Provided text ->
Doctorow, Cory. Walkaway.

Cory Doctorow, Walkaway (2017).

Doctorow's Walkaway is a book centrally concerned with political economy. It deserves places on pretty much any reading list of economic SF, and many a list of utopian/dystopian SF, alongside classics such as Le Guin's The Dispossessed. Juliet E. McKenna offers an excellent summary in Interzone #270:
In this near-future, the rich have got much, much richer while those further down the social order desperately cling to exploitative jobs, fearful of becoming a surplus labour unit. Elites ensure this default state of affairs for the blinkered majority by controlling the only meaningful careers left: financial engineering, and politics.  
[...] 
When computer access is ubiquitous, survival knowledge is free for the taking. Ultimately, people can simply walk away from a society they’re no longer invested in. So Hubert, Seth and Natalie head north into the Canadian wilderness where Limpopo and like-minded folk have set up a community where everyone can have what they want or need without even having to contribute from their own means. Limpopo isn’t the leader because there’s no such role. There is no obligation to even work for the common good unless one chooses to.

Data excerpts ->
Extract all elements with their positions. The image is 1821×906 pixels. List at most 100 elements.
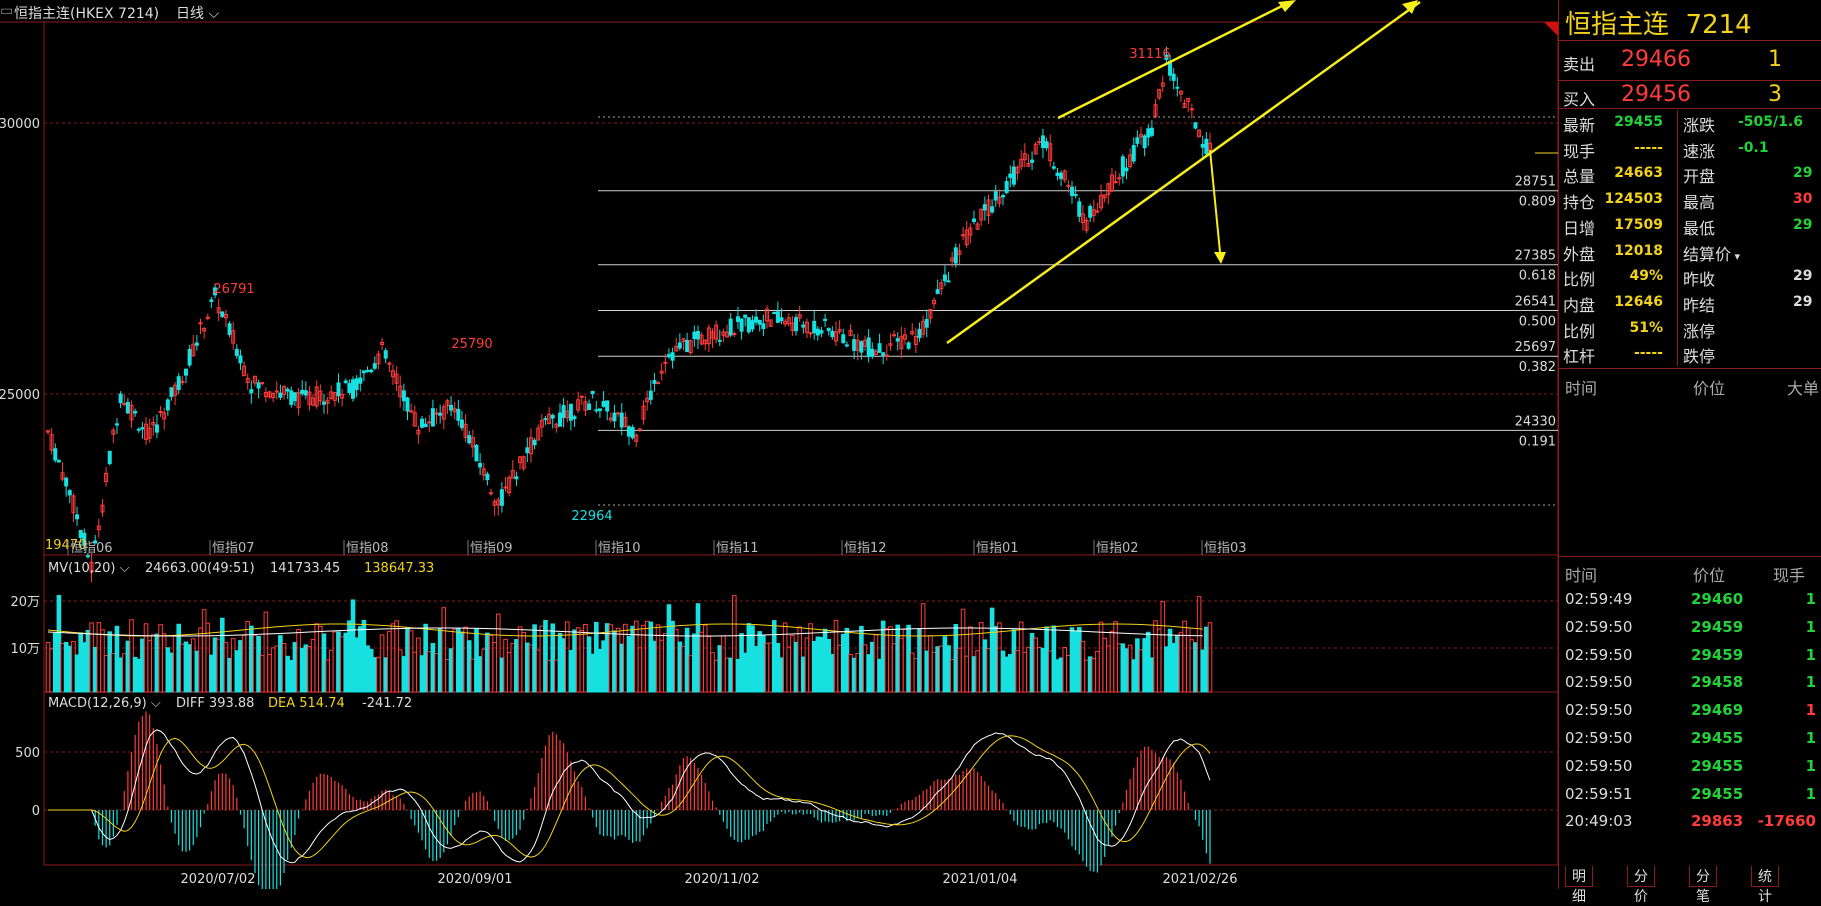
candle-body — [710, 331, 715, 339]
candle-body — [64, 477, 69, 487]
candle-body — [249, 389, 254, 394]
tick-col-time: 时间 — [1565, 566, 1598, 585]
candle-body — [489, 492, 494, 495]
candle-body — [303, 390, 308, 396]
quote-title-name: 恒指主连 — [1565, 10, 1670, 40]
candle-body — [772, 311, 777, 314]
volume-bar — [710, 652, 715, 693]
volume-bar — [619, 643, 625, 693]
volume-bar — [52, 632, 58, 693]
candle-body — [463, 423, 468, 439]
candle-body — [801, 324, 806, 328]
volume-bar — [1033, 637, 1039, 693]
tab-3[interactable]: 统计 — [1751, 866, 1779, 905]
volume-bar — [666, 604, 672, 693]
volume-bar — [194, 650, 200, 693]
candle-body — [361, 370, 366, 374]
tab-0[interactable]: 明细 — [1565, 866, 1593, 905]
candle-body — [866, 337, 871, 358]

Required actions ->
1. According to the Walkaway review, in which publication did Juliet E. McKenna's summary of the book appear?
2. Please write a continuation of the review of Doctorow's Walkaway, picking up right after its last sentence.

Outputs by task ->
1. Interzone #270

2.
[...] 
Some are always determined to keep score. Some demand a pecking order. What happens when they turn up and try to remake this community to suit themselves? Walking away from conventional society means walking away from its protections, in a world where anyone can arm themselves with an AK-3DP gun. Conflict is the essence of drama, right? Not so much, as it turns out, when Limpopo and the others simply walk away again. 
[...] 
Walkaway philosophy says the only way to win is not to play. But what if the other side insists? Well, then it’s time to change the rules of the game, more than once if you need to, and always trying to stay one move ahead.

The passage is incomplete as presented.